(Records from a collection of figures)
(begin)

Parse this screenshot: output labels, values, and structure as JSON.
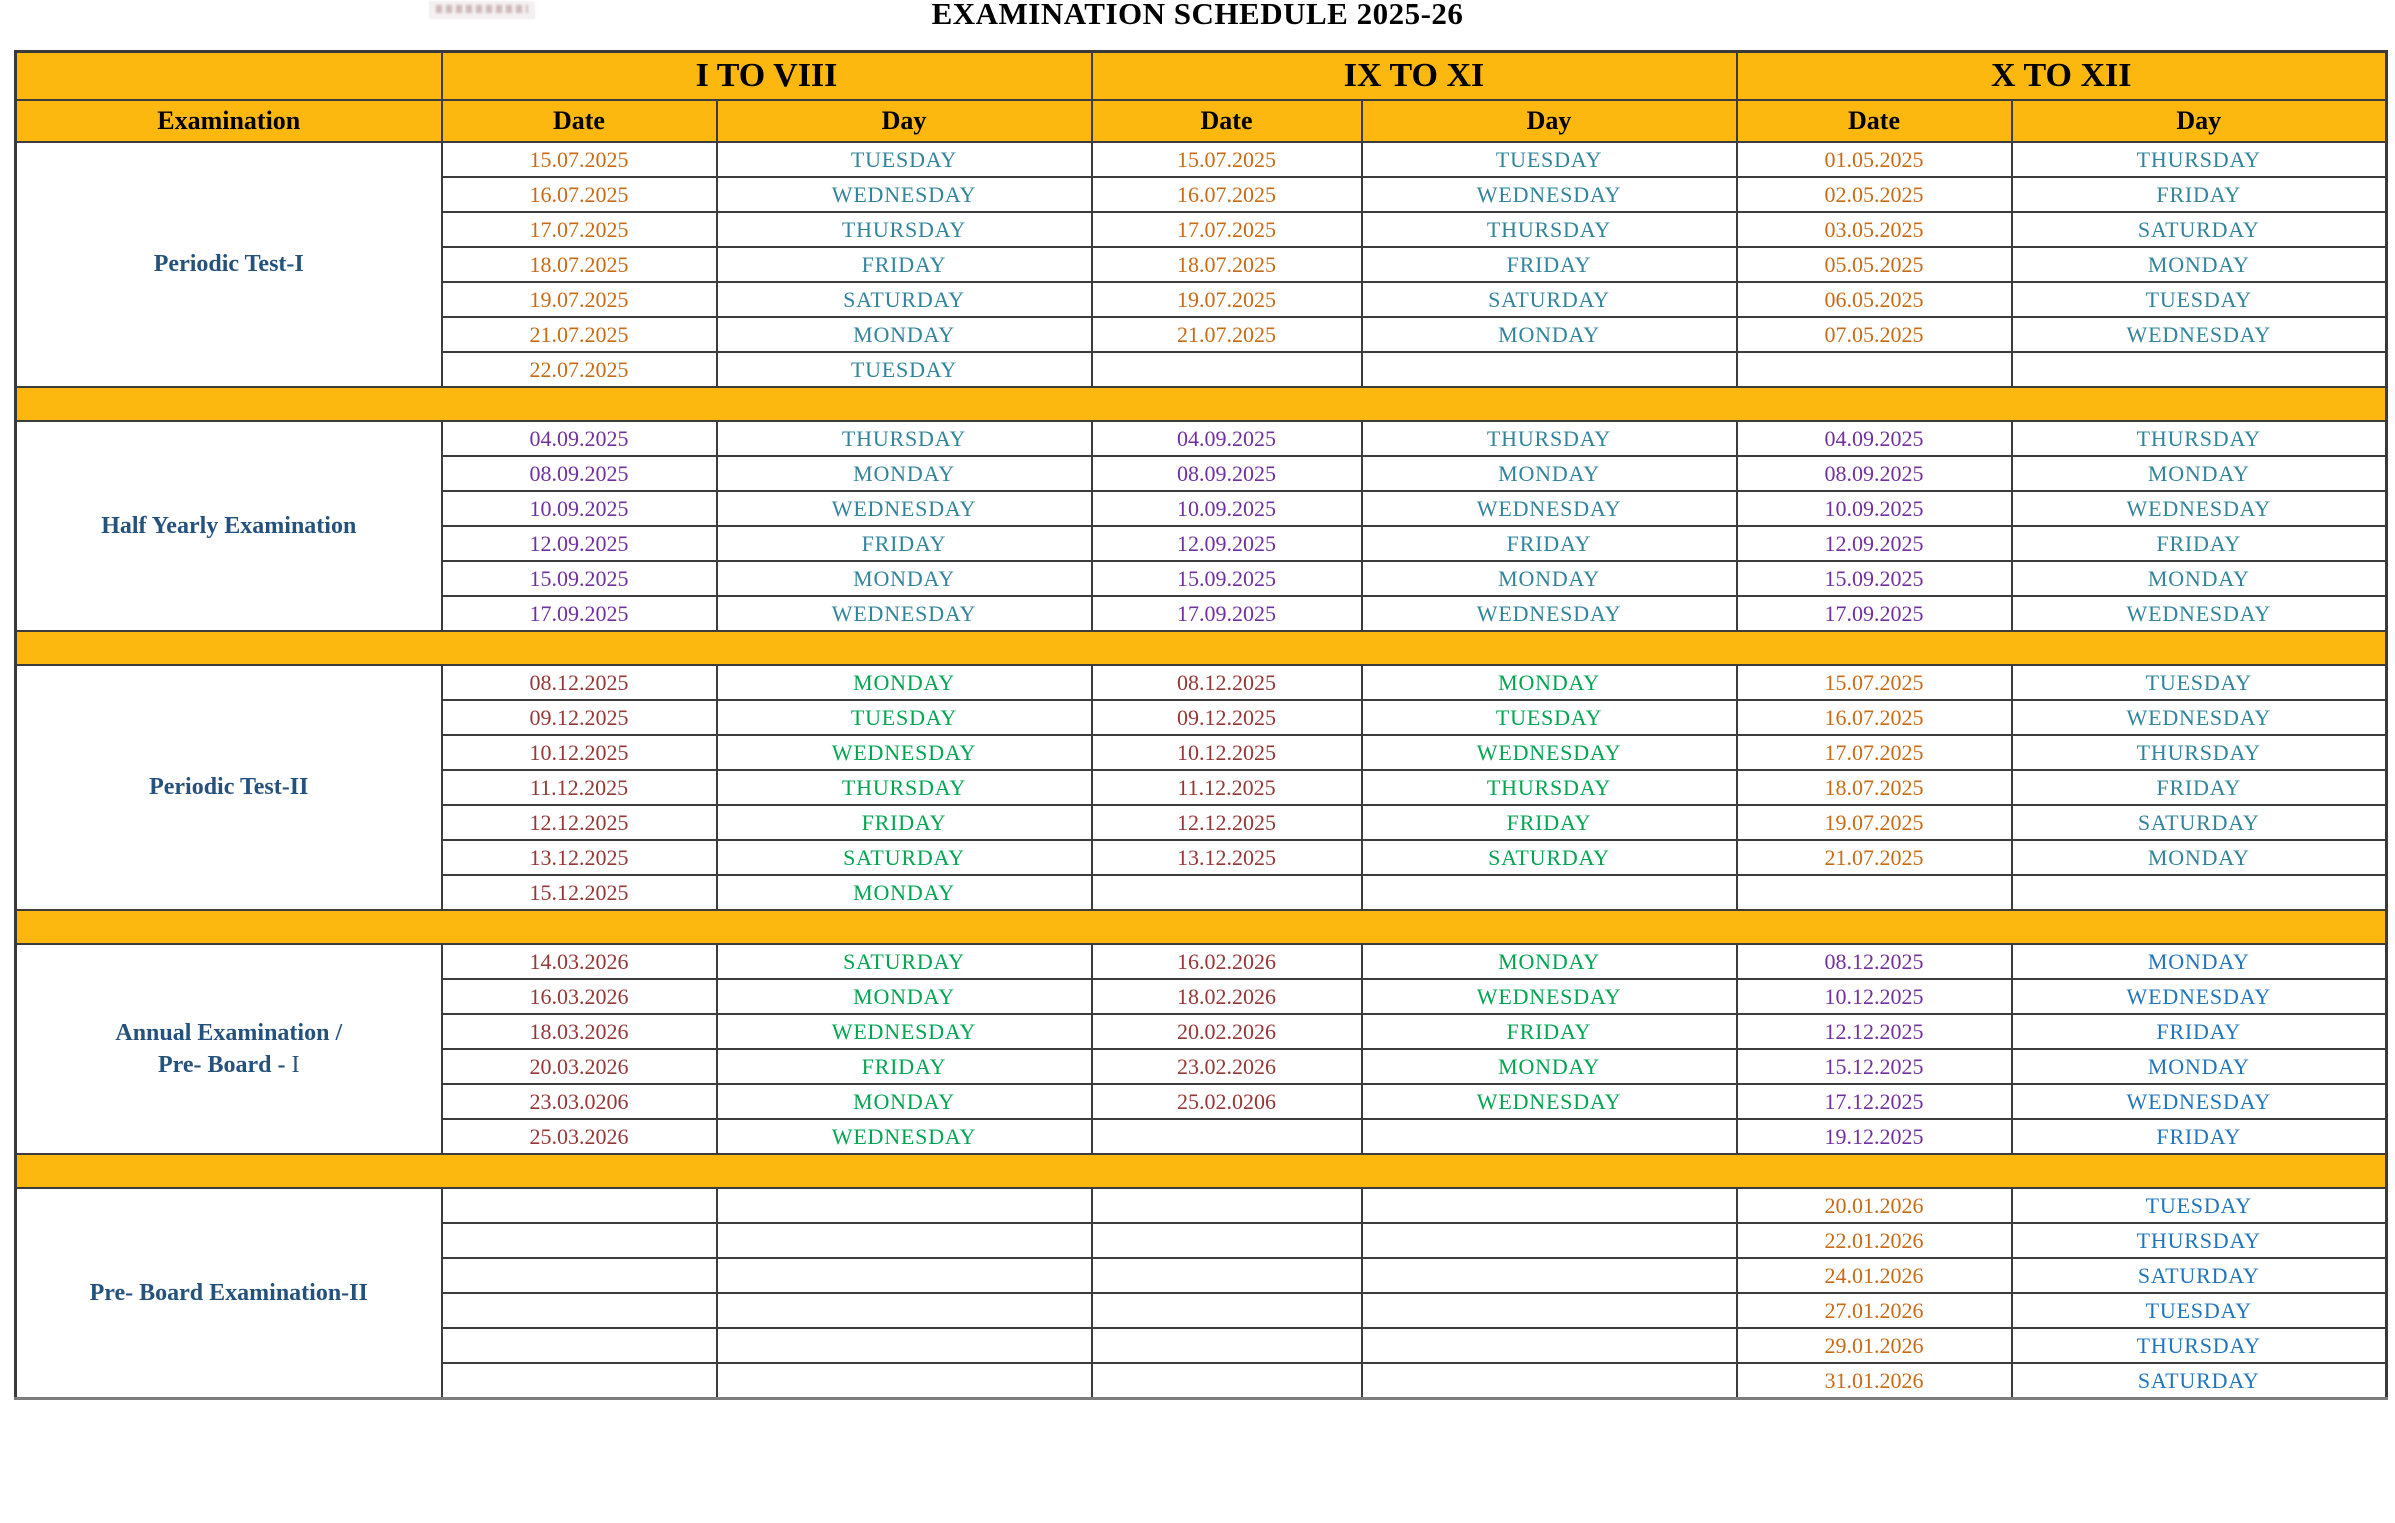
{
  "title": "EXAMINATION SCHEDULE 2025-26",
  "logo": {
    "name": "school-logo"
  },
  "colors": {
    "header_bg": "#FCB80F",
    "orange": "#C96A14",
    "teal": "#31849B",
    "purple": "#7030A0",
    "dark_red": "#943735",
    "green": "#00A551",
    "blue": "#2175BD",
    "navy": "#24527D"
  },
  "table": {
    "group_headers": [
      "I TO VIII",
      "IX TO XI",
      "X TO XII"
    ],
    "col_headers": {
      "examination": "Examination",
      "date": "Date",
      "day": "Day"
    },
    "sections": [
      {
        "label": "Periodic Test-I",
        "label_lines": [
          "Periodic Test-I"
        ],
        "styles": {
          "date1": "orange",
          "day1": "teal",
          "date2": "orange",
          "day2": "teal",
          "date3": "orange",
          "day3": "teal"
        },
        "rows": [
          [
            "15.07.2025",
            "TUESDAY",
            "15.07.2025",
            "TUESDAY",
            "01.05.2025",
            "THURSDAY"
          ],
          [
            "16.07.2025",
            "WEDNESDAY",
            "16.07.2025",
            "WEDNESDAY",
            "02.05.2025",
            "FRIDAY"
          ],
          [
            "17.07.2025",
            "THURSDAY",
            "17.07.2025",
            "THURSDAY",
            "03.05.2025",
            "SATURDAY"
          ],
          [
            "18.07.2025",
            "FRIDAY",
            "18.07.2025",
            "FRIDAY",
            "05.05.2025",
            "MONDAY"
          ],
          [
            "19.07.2025",
            "SATURDAY",
            "19.07.2025",
            "SATURDAY",
            "06.05.2025",
            "TUESDAY"
          ],
          [
            "21.07.2025",
            "MONDAY",
            "21.07.2025",
            "MONDAY",
            "07.05.2025",
            "WEDNESDAY"
          ],
          [
            "22.07.2025",
            "TUESDAY",
            "",
            "",
            "",
            ""
          ]
        ]
      },
      {
        "label": "Half Yearly Examination",
        "label_lines": [
          "Half Yearly Examination"
        ],
        "styles": {
          "date1": "purple",
          "day1": "teal",
          "date2": "purple",
          "day2": "teal",
          "date3": "purple",
          "day3": "teal"
        },
        "rows": [
          [
            "04.09.2025",
            "THURSDAY",
            "04.09.2025",
            "THURSDAY",
            "04.09.2025",
            "THURSDAY"
          ],
          [
            "08.09.2025",
            "MONDAY",
            "08.09.2025",
            "MONDAY",
            "08.09.2025",
            "MONDAY"
          ],
          [
            "10.09.2025",
            "WEDNESDAY",
            "10.09.2025",
            "WEDNESDAY",
            "10.09.2025",
            "WEDNESDAY"
          ],
          [
            "12.09.2025",
            "FRIDAY",
            "12.09.2025",
            "FRIDAY",
            "12.09.2025",
            "FRIDAY"
          ],
          [
            "15.09.2025",
            "MONDAY",
            "15.09.2025",
            "MONDAY",
            "15.09.2025",
            "MONDAY"
          ],
          [
            "17.09.2025",
            "WEDNESDAY",
            "17.09.2025",
            "WEDNESDAY",
            "17.09.2025",
            "WEDNESDAY"
          ]
        ]
      },
      {
        "label": "Periodic Test-II",
        "label_lines": [
          "Periodic Test-II"
        ],
        "styles": {
          "date1": "dark_red",
          "day1": "green",
          "date2": "dark_red",
          "day2": "green",
          "date3": "orange",
          "day3": "teal"
        },
        "rows": [
          [
            "08.12.2025",
            "MONDAY",
            "08.12.2025",
            "MONDAY",
            "15.07.2025",
            "TUESDAY"
          ],
          [
            "09.12.2025",
            "TUESDAY",
            "09.12.2025",
            "TUESDAY",
            "16.07.2025",
            "WEDNESDAY"
          ],
          [
            "10.12.2025",
            "WEDNESDAY",
            "10.12.2025",
            "WEDNESDAY",
            "17.07.2025",
            "THURSDAY"
          ],
          [
            "11.12.2025",
            "THURSDAY",
            "11.12.2025",
            "THURSDAY",
            "18.07.2025",
            "FRIDAY"
          ],
          [
            "12.12.2025",
            "FRIDAY",
            "12.12.2025",
            "FRIDAY",
            "19.07.2025",
            "SATURDAY"
          ],
          [
            "13.12.2025",
            "SATURDAY",
            "13.12.2025",
            "SATURDAY",
            "21.07.2025",
            "MONDAY"
          ],
          [
            "15.12.2025",
            "MONDAY",
            "",
            "",
            "",
            ""
          ]
        ]
      },
      {
        "label": "Annual Examination / Pre- Board - I",
        "label_lines": [
          "Annual Examination /",
          "Pre- Board - "
        ],
        "label_suffix": "I",
        "styles": {
          "date1": "dark_red",
          "day1": "green",
          "date2": "dark_red",
          "day2": "green",
          "date3": "purple",
          "day3": "blue"
        },
        "rows": [
          [
            "14.03.2026",
            "SATURDAY",
            "16.02.2026",
            "MONDAY",
            "08.12.2025",
            "MONDAY"
          ],
          [
            "16.03.2026",
            "MONDAY",
            "18.02.2026",
            "WEDNESDAY",
            "10.12.2025",
            "WEDNESDAY"
          ],
          [
            "18.03.2026",
            "WEDNESDAY",
            "20.02.2026",
            "FRIDAY",
            "12.12.2025",
            "FRIDAY"
          ],
          [
            "20.03.2026",
            "FRIDAY",
            "23.02.2026",
            "MONDAY",
            "15.12.2025",
            "MONDAY"
          ],
          [
            "23.03.0206",
            "MONDAY",
            "25.02.0206",
            "WEDNESDAY",
            "17.12.2025",
            "WEDNESDAY"
          ],
          [
            "25.03.2026",
            "WEDNESDAY",
            "",
            "",
            "19.12.2025",
            "FRIDAY"
          ]
        ]
      },
      {
        "label": "Pre- Board Examination-II",
        "label_lines": [
          "Pre- Board Examination-II"
        ],
        "styles": {
          "date1": "orange",
          "day1": "blue",
          "date2": "orange",
          "day2": "blue",
          "date3": "orange",
          "day3": "blue"
        },
        "rows": [
          [
            "",
            "",
            "",
            "",
            "20.01.2026",
            "TUESDAY"
          ],
          [
            "",
            "",
            "",
            "",
            "22.01.2026",
            "THURSDAY"
          ],
          [
            "",
            "",
            "",
            "",
            "24.01.2026",
            "SATURDAY"
          ],
          [
            "",
            "",
            "",
            "",
            "27.01.2026",
            "TUESDAY"
          ],
          [
            "",
            "",
            "",
            "",
            "29.01.2026",
            "THURSDAY"
          ],
          [
            "",
            "",
            "",
            "",
            "31.01.2026",
            "SATURDAY"
          ]
        ]
      }
    ]
  }
}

(end)

Requirement ->
Will you set down the records word for word while leaving out every picture?

Expected answer ->
Parse this screenshot: output labels, values, and structure as JSON.
{
  "title": "EXAMINATION SCHEDULE 2025-26",
  "logo": {
    "name": "school-logo"
  },
  "colors": {
    "header_bg": "#FCB80F",
    "orange": "#C96A14",
    "teal": "#31849B",
    "purple": "#7030A0",
    "dark_red": "#943735",
    "green": "#00A551",
    "blue": "#2175BD",
    "navy": "#24527D"
  },
  "table": {
    "group_headers": [
      "I TO VIII",
      "IX TO XI",
      "X TO XII"
    ],
    "col_headers": {
      "examination": "Examination",
      "date": "Date",
      "day": "Day"
    },
    "sections": [
      {
        "label": "Periodic Test-I",
        "label_lines": [
          "Periodic Test-I"
        ],
        "styles": {
          "date1": "orange",
          "day1": "teal",
          "date2": "orange",
          "day2": "teal",
          "date3": "orange",
          "day3": "teal"
        },
        "rows": [
          [
            "15.07.2025",
            "TUESDAY",
            "15.07.2025",
            "TUESDAY",
            "01.05.2025",
            "THURSDAY"
          ],
          [
            "16.07.2025",
            "WEDNESDAY",
            "16.07.2025",
            "WEDNESDAY",
            "02.05.2025",
            "FRIDAY"
          ],
          [
            "17.07.2025",
            "THURSDAY",
            "17.07.2025",
            "THURSDAY",
            "03.05.2025",
            "SATURDAY"
          ],
          [
            "18.07.2025",
            "FRIDAY",
            "18.07.2025",
            "FRIDAY",
            "05.05.2025",
            "MONDAY"
          ],
          [
            "19.07.2025",
            "SATURDAY",
            "19.07.2025",
            "SATURDAY",
            "06.05.2025",
            "TUESDAY"
          ],
          [
            "21.07.2025",
            "MONDAY",
            "21.07.2025",
            "MONDAY",
            "07.05.2025",
            "WEDNESDAY"
          ],
          [
            "22.07.2025",
            "TUESDAY",
            "",
            "",
            "",
            ""
          ]
        ]
      },
      {
        "label": "Half Yearly Examination",
        "label_lines": [
          "Half Yearly Examination"
        ],
        "styles": {
          "date1": "purple",
          "day1": "teal",
          "date2": "purple",
          "day2": "teal",
          "date3": "purple",
          "day3": "teal"
        },
        "rows": [
          [
            "04.09.2025",
            "THURSDAY",
            "04.09.2025",
            "THURSDAY",
            "04.09.2025",
            "THURSDAY"
          ],
          [
            "08.09.2025",
            "MONDAY",
            "08.09.2025",
            "MONDAY",
            "08.09.2025",
            "MONDAY"
          ],
          [
            "10.09.2025",
            "WEDNESDAY",
            "10.09.2025",
            "WEDNESDAY",
            "10.09.2025",
            "WEDNESDAY"
          ],
          [
            "12.09.2025",
            "FRIDAY",
            "12.09.2025",
            "FRIDAY",
            "12.09.2025",
            "FRIDAY"
          ],
          [
            "15.09.2025",
            "MONDAY",
            "15.09.2025",
            "MONDAY",
            "15.09.2025",
            "MONDAY"
          ],
          [
            "17.09.2025",
            "WEDNESDAY",
            "17.09.2025",
            "WEDNESDAY",
            "17.09.2025",
            "WEDNESDAY"
          ]
        ]
      },
      {
        "label": "Periodic Test-II",
        "label_lines": [
          "Periodic Test-II"
        ],
        "styles": {
          "date1": "dark_red",
          "day1": "green",
          "date2": "dark_red",
          "day2": "green",
          "date3": "orange",
          "day3": "teal"
        },
        "rows": [
          [
            "08.12.2025",
            "MONDAY",
            "08.12.2025",
            "MONDAY",
            "15.07.2025",
            "TUESDAY"
          ],
          [
            "09.12.2025",
            "TUESDAY",
            "09.12.2025",
            "TUESDAY",
            "16.07.2025",
            "WEDNESDAY"
          ],
          [
            "10.12.2025",
            "WEDNESDAY",
            "10.12.2025",
            "WEDNESDAY",
            "17.07.2025",
            "THURSDAY"
          ],
          [
            "11.12.2025",
            "THURSDAY",
            "11.12.2025",
            "THURSDAY",
            "18.07.2025",
            "FRIDAY"
          ],
          [
            "12.12.2025",
            "FRIDAY",
            "12.12.2025",
            "FRIDAY",
            "19.07.2025",
            "SATURDAY"
          ],
          [
            "13.12.2025",
            "SATURDAY",
            "13.12.2025",
            "SATURDAY",
            "21.07.2025",
            "MONDAY"
          ],
          [
            "15.12.2025",
            "MONDAY",
            "",
            "",
            "",
            ""
          ]
        ]
      },
      {
        "label": "Annual Examination / Pre- Board - I",
        "label_lines": [
          "Annual Examination /",
          "Pre- Board - "
        ],
        "label_suffix": "I",
        "styles": {
          "date1": "dark_red",
          "day1": "green",
          "date2": "dark_red",
          "day2": "green",
          "date3": "purple",
          "day3": "blue"
        },
        "rows": [
          [
            "14.03.2026",
            "SATURDAY",
            "16.02.2026",
            "MONDAY",
            "08.12.2025",
            "MONDAY"
          ],
          [
            "16.03.2026",
            "MONDAY",
            "18.02.2026",
            "WEDNESDAY",
            "10.12.2025",
            "WEDNESDAY"
          ],
          [
            "18.03.2026",
            "WEDNESDAY",
            "20.02.2026",
            "FRIDAY",
            "12.12.2025",
            "FRIDAY"
          ],
          [
            "20.03.2026",
            "FRIDAY",
            "23.02.2026",
            "MONDAY",
            "15.12.2025",
            "MONDAY"
          ],
          [
            "23.03.0206",
            "MONDAY",
            "25.02.0206",
            "WEDNESDAY",
            "17.12.2025",
            "WEDNESDAY"
          ],
          [
            "25.03.2026",
            "WEDNESDAY",
            "",
            "",
            "19.12.2025",
            "FRIDAY"
          ]
        ]
      },
      {
        "label": "Pre- Board Examination-II",
        "label_lines": [
          "Pre- Board Examination-II"
        ],
        "styles": {
          "date1": "orange",
          "day1": "blue",
          "date2": "orange",
          "day2": "blue",
          "date3": "orange",
          "day3": "blue"
        },
        "rows": [
          [
            "",
            "",
            "",
            "",
            "20.01.2026",
            "TUESDAY"
          ],
          [
            "",
            "",
            "",
            "",
            "22.01.2026",
            "THURSDAY"
          ],
          [
            "",
            "",
            "",
            "",
            "24.01.2026",
            "SATURDAY"
          ],
          [
            "",
            "",
            "",
            "",
            "27.01.2026",
            "TUESDAY"
          ],
          [
            "",
            "",
            "",
            "",
            "29.01.2026",
            "THURSDAY"
          ],
          [
            "",
            "",
            "",
            "",
            "31.01.2026",
            "SATURDAY"
          ]
        ]
      }
    ]
  }
}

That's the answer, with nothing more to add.